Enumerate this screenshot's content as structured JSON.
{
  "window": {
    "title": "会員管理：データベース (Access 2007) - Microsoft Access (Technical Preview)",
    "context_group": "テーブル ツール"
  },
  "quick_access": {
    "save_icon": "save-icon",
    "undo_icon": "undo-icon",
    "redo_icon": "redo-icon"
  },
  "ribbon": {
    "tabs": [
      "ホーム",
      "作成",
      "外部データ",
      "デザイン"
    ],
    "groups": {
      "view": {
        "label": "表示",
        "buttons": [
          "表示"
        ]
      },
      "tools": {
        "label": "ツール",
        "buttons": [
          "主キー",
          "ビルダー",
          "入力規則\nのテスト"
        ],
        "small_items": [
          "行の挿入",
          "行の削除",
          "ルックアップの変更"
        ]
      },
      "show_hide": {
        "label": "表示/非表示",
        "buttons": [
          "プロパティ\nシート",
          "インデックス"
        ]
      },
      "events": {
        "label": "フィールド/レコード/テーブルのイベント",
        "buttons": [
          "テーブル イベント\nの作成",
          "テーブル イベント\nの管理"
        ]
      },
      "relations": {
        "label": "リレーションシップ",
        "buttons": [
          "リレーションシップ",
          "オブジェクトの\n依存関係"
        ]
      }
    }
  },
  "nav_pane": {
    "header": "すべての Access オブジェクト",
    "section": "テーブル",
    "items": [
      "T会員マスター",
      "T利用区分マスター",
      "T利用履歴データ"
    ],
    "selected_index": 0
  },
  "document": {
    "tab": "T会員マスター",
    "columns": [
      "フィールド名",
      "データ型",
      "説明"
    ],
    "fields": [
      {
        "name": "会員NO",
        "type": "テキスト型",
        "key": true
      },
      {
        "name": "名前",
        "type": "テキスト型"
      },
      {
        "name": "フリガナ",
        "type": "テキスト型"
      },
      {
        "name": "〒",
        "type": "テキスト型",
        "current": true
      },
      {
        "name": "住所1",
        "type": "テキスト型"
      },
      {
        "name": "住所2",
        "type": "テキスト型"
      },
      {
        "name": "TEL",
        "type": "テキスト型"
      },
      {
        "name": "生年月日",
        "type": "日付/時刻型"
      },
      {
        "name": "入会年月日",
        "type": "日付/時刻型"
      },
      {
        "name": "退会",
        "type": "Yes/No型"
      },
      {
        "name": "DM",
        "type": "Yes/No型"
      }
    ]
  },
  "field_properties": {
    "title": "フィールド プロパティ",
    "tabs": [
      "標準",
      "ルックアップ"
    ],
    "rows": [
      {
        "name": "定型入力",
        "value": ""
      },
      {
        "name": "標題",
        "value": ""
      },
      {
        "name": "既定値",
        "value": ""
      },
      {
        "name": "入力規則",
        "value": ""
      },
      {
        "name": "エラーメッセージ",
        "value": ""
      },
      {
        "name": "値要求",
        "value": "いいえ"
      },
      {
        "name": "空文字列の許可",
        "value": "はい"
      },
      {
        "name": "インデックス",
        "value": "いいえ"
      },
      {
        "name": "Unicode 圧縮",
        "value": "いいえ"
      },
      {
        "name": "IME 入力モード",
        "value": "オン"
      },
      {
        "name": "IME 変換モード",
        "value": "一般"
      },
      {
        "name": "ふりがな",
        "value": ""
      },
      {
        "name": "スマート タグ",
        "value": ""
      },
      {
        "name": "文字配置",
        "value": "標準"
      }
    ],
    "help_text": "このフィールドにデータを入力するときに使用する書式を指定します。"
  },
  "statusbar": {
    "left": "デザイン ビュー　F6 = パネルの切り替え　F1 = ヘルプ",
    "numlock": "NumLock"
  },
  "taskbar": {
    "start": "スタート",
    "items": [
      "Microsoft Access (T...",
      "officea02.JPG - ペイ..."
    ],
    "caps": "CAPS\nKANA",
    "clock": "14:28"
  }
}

- - - - - - -

- **Problem statement**
Copy each line that holds the word "Microsoft".

- **Solved problem**
    "title": "会員管理：データベース (Access 2007) - Microsoft Access (Technical Preview)",
      "Microsoft Access (T...",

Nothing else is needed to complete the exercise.